-- Aim --
Would you quote the material below in full and unchanged?
═════ Input for this task ═════
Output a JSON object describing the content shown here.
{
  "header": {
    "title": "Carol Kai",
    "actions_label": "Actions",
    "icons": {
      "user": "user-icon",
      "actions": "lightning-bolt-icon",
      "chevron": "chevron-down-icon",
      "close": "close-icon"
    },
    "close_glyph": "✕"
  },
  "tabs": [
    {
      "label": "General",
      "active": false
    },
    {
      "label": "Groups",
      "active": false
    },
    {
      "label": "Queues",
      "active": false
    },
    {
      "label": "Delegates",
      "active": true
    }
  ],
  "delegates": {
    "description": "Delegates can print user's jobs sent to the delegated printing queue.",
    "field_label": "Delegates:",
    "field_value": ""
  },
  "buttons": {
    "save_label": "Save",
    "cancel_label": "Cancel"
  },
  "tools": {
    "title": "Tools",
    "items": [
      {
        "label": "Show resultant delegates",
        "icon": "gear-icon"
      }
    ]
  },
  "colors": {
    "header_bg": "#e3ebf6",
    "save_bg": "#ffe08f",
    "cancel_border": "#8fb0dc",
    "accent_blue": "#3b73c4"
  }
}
═════
-- Exercise response --
Output a JSON object describing the content shown here.
{
  "header": {
    "title": "Carol Kai",
    "actions_label": "Actions",
    "icons": {
      "user": "user-icon",
      "actions": "lightning-bolt-icon",
      "chevron": "chevron-down-icon",
      "close": "close-icon"
    },
    "close_glyph": "✕"
  },
  "tabs": [
    {
      "label": "General",
      "active": false
    },
    {
      "label": "Groups",
      "active": false
    },
    {
      "label": "Queues",
      "active": false
    },
    {
      "label": "Delegates",
      "active": true
    }
  ],
  "delegates": {
    "description": "Delegates can print user's jobs sent to the delegated printing queue.",
    "field_label": "Delegates:",
    "field_value": ""
  },
  "buttons": {
    "save_label": "Save",
    "cancel_label": "Cancel"
  },
  "tools": {
    "title": "Tools",
    "items": [
      {
        "label": "Show resultant delegates",
        "icon": "gear-icon"
      }
    ]
  },
  "colors": {
    "header_bg": "#e3ebf6",
    "save_bg": "#ffe08f",
    "cancel_border": "#8fb0dc",
    "accent_blue": "#3b73c4"
  }
}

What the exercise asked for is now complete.